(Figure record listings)
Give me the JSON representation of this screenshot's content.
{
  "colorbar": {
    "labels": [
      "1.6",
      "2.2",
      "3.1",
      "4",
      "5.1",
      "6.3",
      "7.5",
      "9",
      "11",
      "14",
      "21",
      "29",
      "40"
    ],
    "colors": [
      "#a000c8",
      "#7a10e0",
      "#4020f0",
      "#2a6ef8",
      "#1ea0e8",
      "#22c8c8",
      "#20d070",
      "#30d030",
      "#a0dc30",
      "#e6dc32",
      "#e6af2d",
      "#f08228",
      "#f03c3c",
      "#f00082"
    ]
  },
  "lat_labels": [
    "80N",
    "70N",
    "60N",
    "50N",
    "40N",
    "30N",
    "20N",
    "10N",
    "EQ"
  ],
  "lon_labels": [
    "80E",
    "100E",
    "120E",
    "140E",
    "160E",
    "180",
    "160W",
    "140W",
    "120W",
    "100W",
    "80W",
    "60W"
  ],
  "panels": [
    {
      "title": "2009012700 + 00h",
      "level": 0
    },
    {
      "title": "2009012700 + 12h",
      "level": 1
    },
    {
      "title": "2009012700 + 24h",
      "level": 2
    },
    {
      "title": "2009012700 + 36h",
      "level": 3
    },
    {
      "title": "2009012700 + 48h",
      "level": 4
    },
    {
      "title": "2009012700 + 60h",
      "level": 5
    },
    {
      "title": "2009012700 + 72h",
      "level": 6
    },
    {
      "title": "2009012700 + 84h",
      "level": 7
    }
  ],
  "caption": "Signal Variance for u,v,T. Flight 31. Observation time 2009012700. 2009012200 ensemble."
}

==

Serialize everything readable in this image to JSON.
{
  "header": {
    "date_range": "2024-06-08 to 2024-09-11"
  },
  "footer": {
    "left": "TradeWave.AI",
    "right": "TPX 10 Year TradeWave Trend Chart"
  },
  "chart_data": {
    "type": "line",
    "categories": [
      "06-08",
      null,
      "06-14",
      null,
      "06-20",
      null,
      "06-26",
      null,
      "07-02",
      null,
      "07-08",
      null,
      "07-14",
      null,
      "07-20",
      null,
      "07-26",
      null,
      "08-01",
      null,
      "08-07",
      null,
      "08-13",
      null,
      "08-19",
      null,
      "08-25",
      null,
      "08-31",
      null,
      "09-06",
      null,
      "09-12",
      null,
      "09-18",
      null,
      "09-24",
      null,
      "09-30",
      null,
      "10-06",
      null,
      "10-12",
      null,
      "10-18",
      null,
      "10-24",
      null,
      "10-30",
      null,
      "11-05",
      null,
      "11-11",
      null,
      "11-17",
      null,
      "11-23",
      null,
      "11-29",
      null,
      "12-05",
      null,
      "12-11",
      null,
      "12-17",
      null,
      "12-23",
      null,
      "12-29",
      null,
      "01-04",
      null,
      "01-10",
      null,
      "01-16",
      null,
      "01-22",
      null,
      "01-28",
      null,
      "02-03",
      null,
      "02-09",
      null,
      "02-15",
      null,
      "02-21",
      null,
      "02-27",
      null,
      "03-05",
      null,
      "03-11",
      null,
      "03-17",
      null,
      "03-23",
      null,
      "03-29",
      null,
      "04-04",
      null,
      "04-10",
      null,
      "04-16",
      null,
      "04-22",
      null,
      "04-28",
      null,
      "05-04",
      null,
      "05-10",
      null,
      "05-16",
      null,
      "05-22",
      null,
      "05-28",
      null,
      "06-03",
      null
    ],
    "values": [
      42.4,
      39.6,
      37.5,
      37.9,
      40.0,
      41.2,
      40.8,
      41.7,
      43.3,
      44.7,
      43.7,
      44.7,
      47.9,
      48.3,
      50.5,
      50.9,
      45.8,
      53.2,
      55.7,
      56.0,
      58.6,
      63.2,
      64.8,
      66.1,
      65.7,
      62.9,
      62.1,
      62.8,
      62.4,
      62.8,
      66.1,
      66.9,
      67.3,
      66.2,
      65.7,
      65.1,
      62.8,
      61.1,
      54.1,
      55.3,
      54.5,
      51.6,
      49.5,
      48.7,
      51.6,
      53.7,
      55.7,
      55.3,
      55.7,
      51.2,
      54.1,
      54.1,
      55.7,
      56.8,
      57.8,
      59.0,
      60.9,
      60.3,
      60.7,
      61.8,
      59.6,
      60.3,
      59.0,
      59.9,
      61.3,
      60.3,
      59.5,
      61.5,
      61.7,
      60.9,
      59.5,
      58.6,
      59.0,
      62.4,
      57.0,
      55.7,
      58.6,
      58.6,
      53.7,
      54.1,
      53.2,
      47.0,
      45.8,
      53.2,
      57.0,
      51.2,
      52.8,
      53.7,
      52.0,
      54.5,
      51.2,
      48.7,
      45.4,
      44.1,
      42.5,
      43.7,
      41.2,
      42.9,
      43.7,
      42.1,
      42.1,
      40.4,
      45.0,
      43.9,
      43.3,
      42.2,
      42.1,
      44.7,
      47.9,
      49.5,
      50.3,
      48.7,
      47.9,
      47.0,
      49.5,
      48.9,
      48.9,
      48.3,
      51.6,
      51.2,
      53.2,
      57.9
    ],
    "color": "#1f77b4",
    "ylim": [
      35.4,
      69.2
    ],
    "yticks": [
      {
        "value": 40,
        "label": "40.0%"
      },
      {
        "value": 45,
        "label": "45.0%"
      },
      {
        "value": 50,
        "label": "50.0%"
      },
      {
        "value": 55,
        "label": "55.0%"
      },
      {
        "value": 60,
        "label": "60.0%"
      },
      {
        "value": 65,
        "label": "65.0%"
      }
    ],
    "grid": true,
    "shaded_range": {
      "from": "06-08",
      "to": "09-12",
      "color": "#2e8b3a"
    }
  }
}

Written problem:
Pick out and copy every line that contains the word "level".

The answer:
      "level": 0
      "level": 1
      "level": 2
      "level": 3
      "level": 4
      "level": 5
      "level": 6
      "level": 7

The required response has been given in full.